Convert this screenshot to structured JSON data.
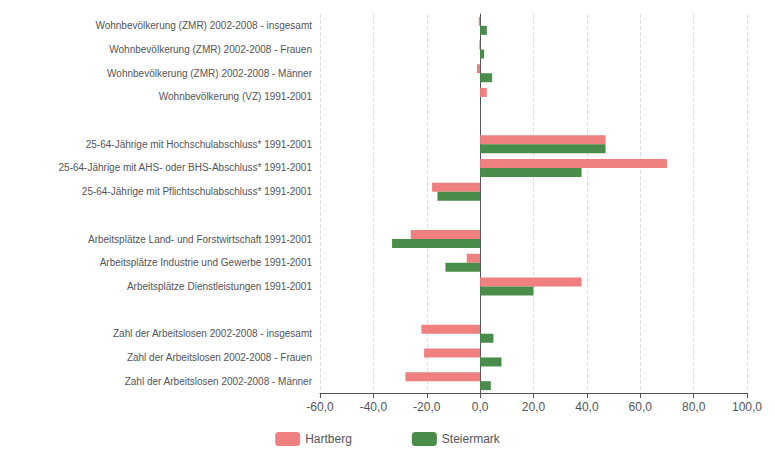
{
  "chart_data": {
    "type": "bar",
    "orientation": "horizontal",
    "categories": [
      "Wohnbevölkerung (ZMR) 2002-2008 - insgesamt",
      "Wohnbevölkerung (ZMR) 2002-2008 - Frauen",
      "Wohnbevölkerung (ZMR) 2002-2008 - Männer",
      "Wohnbevölkerung (VZ) 1991-2001",
      null,
      "25-64-Jährige mit Hochschulabschluss* 1991-2001",
      "25-64-Jährige mit AHS- oder BHS-Abschluss* 1991-2001",
      "25-64-Jährige mit Pflichtschulabschluss* 1991-2001",
      null,
      "Arbeitsplätze Land- und Forstwirtschaft 1991-2001",
      "Arbeitsplätze Industrie und Gewerbe 1991-2001",
      "Arbeitsplätze Dienstleistungen 1991-2001",
      null,
      "Zahl der Arbeitslosen 2002-2008 - insgesamt",
      "Zahl der Arbeitslosen 2002-2008 - Frauen",
      "Zahl der Arbeitslosen 2002-2008 - Männer"
    ],
    "series": [
      {
        "name": "Hartberg",
        "color": "#f08080",
        "values": [
          -0.5,
          -0.3,
          -1.2,
          2.5,
          null,
          47.0,
          70.0,
          -18.0,
          null,
          -26.0,
          -5.0,
          38.0,
          null,
          -22.0,
          -21.0,
          -28.0
        ]
      },
      {
        "name": "Steiermark",
        "color": "#4a8c4a",
        "values": [
          2.5,
          1.5,
          4.5,
          0.0,
          null,
          47.0,
          38.0,
          -16.0,
          null,
          -33.0,
          -13.0,
          20.0,
          null,
          5.0,
          8.0,
          4.0
        ]
      }
    ],
    "xlim": [
      -60,
      100
    ],
    "xticks": [
      {
        "value": -60,
        "label": "-60,0"
      },
      {
        "value": -40,
        "label": "-40,0"
      },
      {
        "value": -20,
        "label": "-20,0"
      },
      {
        "value": 0,
        "label": "0,0"
      },
      {
        "value": 20,
        "label": "20,0"
      },
      {
        "value": 40,
        "label": "40,0"
      },
      {
        "value": 60,
        "label": "60,0"
      },
      {
        "value": 80,
        "label": "80,0"
      },
      {
        "value": 100,
        "label": "100,0"
      }
    ],
    "grid": true,
    "legend": "bottom"
  }
}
*****
TASK PROMPT:
Pictures in the records must not appear in the copy; transcribe everything else precisely.

RESPONSE FOR THIS EXERCISE:
Convert this screenshot to structured JSON data.
{
  "chart_data": {
    "type": "bar",
    "orientation": "horizontal",
    "categories": [
      "Wohnbevölkerung (ZMR) 2002-2008 - insgesamt",
      "Wohnbevölkerung (ZMR) 2002-2008 - Frauen",
      "Wohnbevölkerung (ZMR) 2002-2008 - Männer",
      "Wohnbevölkerung (VZ) 1991-2001",
      null,
      "25-64-Jährige mit Hochschulabschluss* 1991-2001",
      "25-64-Jährige mit AHS- oder BHS-Abschluss* 1991-2001",
      "25-64-Jährige mit Pflichtschulabschluss* 1991-2001",
      null,
      "Arbeitsplätze Land- und Forstwirtschaft 1991-2001",
      "Arbeitsplätze Industrie und Gewerbe 1991-2001",
      "Arbeitsplätze Dienstleistungen 1991-2001",
      null,
      "Zahl der Arbeitslosen 2002-2008 - insgesamt",
      "Zahl der Arbeitslosen 2002-2008 - Frauen",
      "Zahl der Arbeitslosen 2002-2008 - Männer"
    ],
    "series": [
      {
        "name": "Hartberg",
        "color": "#f08080",
        "values": [
          -0.5,
          -0.3,
          -1.2,
          2.5,
          null,
          47.0,
          70.0,
          -18.0,
          null,
          -26.0,
          -5.0,
          38.0,
          null,
          -22.0,
          -21.0,
          -28.0
        ]
      },
      {
        "name": "Steiermark",
        "color": "#4a8c4a",
        "values": [
          2.5,
          1.5,
          4.5,
          0.0,
          null,
          47.0,
          38.0,
          -16.0,
          null,
          -33.0,
          -13.0,
          20.0,
          null,
          5.0,
          8.0,
          4.0
        ]
      }
    ],
    "xlim": [
      -60,
      100
    ],
    "xticks": [
      {
        "value": -60,
        "label": "-60,0"
      },
      {
        "value": -40,
        "label": "-40,0"
      },
      {
        "value": -20,
        "label": "-20,0"
      },
      {
        "value": 0,
        "label": "0,0"
      },
      {
        "value": 20,
        "label": "20,0"
      },
      {
        "value": 40,
        "label": "40,0"
      },
      {
        "value": 60,
        "label": "60,0"
      },
      {
        "value": 80,
        "label": "80,0"
      },
      {
        "value": 100,
        "label": "100,0"
      }
    ],
    "grid": true,
    "legend": "bottom"
  }
}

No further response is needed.